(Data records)
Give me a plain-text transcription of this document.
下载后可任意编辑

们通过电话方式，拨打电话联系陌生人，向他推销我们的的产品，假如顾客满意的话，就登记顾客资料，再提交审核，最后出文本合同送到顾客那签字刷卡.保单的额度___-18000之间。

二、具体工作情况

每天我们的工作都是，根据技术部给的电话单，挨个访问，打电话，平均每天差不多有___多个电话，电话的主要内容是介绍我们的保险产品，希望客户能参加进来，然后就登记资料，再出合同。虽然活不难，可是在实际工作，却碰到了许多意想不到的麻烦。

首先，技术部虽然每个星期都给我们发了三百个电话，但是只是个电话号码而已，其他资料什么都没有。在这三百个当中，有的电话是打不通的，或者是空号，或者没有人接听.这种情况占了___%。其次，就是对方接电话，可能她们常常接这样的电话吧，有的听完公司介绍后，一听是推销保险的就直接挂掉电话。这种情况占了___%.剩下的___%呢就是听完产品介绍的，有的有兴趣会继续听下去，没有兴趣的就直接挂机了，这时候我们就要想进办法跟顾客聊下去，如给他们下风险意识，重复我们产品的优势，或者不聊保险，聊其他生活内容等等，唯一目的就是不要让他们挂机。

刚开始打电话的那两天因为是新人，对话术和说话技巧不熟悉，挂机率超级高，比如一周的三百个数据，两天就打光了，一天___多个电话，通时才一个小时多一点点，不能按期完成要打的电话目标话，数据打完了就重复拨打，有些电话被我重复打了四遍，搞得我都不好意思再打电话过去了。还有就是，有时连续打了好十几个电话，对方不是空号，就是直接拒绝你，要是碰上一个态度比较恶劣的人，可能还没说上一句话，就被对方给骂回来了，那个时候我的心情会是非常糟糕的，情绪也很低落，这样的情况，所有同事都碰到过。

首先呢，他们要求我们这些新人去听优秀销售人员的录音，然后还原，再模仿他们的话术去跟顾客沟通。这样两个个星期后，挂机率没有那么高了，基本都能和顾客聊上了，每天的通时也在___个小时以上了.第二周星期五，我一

* * *

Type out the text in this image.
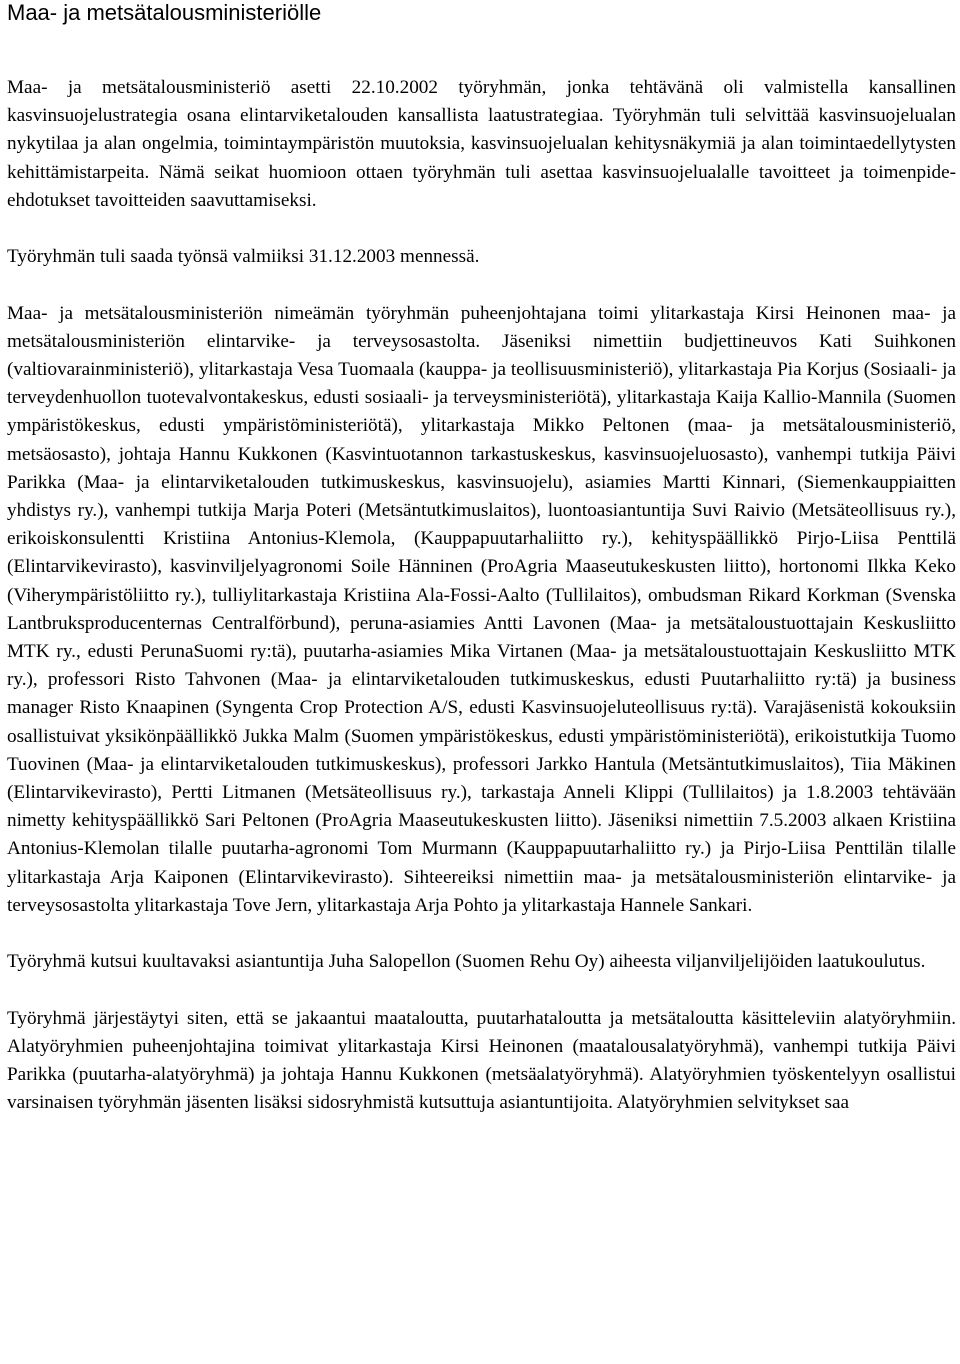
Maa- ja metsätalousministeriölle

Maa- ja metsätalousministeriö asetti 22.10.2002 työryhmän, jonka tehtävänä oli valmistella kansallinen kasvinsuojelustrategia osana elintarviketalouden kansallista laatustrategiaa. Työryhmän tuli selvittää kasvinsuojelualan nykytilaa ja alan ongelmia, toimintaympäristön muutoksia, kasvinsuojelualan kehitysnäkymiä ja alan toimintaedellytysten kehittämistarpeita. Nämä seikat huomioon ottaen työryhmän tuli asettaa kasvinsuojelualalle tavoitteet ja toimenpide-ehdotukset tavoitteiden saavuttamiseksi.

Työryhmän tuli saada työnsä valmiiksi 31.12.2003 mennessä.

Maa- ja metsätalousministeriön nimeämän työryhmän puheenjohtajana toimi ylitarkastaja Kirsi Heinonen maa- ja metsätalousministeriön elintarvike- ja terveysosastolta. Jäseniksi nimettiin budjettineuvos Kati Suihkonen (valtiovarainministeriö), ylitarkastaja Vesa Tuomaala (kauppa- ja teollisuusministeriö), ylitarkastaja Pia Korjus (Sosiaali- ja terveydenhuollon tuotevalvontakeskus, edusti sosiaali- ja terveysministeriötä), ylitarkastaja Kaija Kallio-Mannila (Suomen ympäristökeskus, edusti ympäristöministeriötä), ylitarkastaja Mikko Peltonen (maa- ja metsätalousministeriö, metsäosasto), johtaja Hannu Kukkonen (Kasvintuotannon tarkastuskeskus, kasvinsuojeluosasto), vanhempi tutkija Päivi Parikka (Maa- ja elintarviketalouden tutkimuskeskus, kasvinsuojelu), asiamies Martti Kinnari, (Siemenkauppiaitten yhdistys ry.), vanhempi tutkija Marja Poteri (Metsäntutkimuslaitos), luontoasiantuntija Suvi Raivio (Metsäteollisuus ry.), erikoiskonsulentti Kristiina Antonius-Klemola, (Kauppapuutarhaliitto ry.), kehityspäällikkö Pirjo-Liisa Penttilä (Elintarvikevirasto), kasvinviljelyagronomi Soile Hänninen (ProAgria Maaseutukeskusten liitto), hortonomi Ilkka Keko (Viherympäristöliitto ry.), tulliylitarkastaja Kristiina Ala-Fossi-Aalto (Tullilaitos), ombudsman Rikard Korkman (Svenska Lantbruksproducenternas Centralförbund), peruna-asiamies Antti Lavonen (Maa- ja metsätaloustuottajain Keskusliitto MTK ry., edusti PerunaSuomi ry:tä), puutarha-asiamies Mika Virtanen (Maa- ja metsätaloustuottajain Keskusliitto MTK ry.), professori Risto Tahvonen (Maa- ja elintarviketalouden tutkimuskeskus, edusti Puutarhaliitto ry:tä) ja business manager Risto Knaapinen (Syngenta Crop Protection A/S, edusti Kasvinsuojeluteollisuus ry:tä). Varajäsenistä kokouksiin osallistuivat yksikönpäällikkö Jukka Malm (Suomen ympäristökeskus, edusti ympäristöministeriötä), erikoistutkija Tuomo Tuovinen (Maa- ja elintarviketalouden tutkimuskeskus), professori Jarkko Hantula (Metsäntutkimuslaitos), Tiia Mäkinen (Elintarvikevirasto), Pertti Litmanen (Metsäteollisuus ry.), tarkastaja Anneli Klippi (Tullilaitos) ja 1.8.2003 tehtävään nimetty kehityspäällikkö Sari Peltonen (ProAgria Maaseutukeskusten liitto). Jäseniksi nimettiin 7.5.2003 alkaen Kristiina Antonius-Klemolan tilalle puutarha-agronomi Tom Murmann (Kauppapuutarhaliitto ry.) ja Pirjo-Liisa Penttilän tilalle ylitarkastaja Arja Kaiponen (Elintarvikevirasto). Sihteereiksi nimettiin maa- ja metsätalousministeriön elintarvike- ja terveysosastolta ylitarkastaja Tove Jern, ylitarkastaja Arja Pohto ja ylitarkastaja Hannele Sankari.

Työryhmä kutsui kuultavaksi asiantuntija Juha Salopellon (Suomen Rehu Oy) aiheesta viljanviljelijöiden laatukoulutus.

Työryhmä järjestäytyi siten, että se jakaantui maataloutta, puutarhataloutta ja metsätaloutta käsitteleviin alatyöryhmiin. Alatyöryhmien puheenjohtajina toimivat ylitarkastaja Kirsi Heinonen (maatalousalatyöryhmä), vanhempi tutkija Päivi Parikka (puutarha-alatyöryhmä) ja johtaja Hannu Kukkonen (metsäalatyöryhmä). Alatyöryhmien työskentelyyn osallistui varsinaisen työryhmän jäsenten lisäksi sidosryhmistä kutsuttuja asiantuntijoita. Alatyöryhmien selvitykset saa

> OBJECTIVE
Identify and copy lines that hold the string "this".

> FULL RESPONSE
Give me a plain-text transcription of this document.
Type out the text in this image.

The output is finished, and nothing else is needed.